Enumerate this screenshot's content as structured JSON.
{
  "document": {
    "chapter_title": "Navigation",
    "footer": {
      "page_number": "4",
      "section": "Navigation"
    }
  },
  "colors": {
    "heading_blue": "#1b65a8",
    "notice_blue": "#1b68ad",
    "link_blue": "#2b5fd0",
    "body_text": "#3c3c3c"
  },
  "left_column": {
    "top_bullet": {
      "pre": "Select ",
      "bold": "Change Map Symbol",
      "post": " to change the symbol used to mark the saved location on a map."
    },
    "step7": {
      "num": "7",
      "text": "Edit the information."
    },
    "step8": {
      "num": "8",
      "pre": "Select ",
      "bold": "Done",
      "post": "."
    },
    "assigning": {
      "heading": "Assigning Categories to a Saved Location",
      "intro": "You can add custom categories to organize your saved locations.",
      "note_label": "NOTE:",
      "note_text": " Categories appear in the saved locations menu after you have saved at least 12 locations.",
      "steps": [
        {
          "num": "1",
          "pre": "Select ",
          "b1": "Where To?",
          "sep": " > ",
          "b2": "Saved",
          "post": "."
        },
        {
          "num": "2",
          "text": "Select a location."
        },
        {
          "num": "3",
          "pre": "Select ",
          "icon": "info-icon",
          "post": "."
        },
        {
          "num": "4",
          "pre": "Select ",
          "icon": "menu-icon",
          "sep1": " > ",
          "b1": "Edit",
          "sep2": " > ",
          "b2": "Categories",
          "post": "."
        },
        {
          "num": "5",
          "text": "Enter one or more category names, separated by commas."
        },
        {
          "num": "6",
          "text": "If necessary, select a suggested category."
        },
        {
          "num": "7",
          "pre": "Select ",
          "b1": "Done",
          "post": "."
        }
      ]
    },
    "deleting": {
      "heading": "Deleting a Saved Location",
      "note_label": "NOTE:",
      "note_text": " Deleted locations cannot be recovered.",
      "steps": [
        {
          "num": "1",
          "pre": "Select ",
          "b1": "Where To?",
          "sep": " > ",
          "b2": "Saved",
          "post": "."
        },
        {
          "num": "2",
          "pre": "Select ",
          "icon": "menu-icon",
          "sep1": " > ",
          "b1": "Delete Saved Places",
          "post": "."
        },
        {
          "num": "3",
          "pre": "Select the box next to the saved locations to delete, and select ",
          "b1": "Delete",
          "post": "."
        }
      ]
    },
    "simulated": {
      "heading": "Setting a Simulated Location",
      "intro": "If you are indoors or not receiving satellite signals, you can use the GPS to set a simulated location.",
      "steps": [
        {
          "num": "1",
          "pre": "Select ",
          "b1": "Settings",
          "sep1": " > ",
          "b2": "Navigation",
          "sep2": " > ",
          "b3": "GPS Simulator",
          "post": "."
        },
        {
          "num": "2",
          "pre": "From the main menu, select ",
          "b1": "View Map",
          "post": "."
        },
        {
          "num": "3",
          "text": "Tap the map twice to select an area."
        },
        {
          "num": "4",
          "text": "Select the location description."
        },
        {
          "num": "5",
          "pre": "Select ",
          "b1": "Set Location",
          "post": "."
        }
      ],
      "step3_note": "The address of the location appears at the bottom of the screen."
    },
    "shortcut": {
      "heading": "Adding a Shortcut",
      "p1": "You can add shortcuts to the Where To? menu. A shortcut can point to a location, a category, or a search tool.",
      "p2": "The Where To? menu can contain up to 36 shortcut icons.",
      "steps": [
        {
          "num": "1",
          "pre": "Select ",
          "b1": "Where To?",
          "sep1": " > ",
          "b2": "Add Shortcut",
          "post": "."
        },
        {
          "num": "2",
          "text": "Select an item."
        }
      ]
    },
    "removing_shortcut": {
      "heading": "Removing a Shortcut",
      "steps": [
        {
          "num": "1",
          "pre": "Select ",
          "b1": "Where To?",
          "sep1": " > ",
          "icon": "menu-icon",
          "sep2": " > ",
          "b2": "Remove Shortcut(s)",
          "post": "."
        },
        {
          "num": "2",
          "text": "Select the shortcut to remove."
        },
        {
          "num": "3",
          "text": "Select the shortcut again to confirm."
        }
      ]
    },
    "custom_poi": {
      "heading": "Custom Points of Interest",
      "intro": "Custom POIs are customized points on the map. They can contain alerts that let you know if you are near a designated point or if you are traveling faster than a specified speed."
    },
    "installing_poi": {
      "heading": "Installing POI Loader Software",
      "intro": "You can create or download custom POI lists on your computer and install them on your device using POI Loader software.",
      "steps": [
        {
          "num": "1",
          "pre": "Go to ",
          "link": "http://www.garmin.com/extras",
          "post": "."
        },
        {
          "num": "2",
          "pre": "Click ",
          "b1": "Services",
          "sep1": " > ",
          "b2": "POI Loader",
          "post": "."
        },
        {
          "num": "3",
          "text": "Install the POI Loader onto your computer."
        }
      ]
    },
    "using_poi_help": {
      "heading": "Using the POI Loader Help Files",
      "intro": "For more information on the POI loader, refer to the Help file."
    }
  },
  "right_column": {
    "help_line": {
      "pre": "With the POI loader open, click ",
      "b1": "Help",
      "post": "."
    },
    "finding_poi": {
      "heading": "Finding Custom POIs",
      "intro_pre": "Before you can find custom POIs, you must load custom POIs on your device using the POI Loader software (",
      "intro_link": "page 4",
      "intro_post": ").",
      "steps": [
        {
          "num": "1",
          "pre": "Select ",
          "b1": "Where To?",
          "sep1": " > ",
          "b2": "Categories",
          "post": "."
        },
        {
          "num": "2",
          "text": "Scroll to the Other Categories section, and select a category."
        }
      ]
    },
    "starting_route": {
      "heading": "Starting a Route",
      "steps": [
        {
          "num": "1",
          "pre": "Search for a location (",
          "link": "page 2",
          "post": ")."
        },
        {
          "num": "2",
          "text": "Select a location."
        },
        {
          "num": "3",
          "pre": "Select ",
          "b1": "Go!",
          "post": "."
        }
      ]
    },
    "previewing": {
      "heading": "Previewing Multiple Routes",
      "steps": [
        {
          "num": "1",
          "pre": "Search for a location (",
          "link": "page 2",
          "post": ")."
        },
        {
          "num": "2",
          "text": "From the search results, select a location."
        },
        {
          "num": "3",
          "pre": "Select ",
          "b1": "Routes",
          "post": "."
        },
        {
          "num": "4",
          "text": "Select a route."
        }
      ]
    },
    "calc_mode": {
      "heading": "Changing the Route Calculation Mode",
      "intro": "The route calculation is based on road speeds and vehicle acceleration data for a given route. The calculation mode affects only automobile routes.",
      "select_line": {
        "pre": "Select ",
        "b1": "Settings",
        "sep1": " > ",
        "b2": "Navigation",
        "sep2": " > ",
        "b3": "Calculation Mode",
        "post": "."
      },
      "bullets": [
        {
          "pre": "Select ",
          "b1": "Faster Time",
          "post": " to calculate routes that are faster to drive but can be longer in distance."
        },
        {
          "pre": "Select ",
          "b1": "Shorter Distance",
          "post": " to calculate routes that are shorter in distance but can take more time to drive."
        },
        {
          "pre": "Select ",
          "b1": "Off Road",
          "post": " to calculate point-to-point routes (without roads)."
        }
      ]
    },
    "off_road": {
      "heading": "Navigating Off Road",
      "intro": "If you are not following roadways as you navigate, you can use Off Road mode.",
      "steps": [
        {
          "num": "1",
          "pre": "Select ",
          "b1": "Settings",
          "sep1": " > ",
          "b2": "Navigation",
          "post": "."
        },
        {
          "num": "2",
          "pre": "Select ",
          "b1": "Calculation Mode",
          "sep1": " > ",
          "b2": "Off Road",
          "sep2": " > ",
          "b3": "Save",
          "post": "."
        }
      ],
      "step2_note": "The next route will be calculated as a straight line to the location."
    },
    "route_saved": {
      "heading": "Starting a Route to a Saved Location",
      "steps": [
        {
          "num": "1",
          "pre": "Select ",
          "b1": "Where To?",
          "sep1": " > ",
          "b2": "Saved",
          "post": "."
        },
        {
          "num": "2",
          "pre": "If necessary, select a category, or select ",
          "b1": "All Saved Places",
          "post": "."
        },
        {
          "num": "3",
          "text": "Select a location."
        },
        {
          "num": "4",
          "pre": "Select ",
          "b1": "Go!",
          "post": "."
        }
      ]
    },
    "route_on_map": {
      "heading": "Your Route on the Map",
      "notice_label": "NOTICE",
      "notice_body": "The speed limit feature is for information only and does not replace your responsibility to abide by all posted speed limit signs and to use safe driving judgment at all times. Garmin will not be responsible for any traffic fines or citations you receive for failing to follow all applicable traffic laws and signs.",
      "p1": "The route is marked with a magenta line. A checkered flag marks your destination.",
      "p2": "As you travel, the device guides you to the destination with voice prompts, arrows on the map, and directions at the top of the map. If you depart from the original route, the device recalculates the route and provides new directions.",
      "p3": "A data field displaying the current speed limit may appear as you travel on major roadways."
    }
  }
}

□ □ □ □ □

### Exercise prompt
Gather each line holding the string "data".

### The result
      "intro": "The route calculation is based on road speeds and vehicle acceleration data for a given route. The calculation mode affects only automobile routes.",
      "p3": "A data field displaying the current speed limit may appear as you travel on major roadways."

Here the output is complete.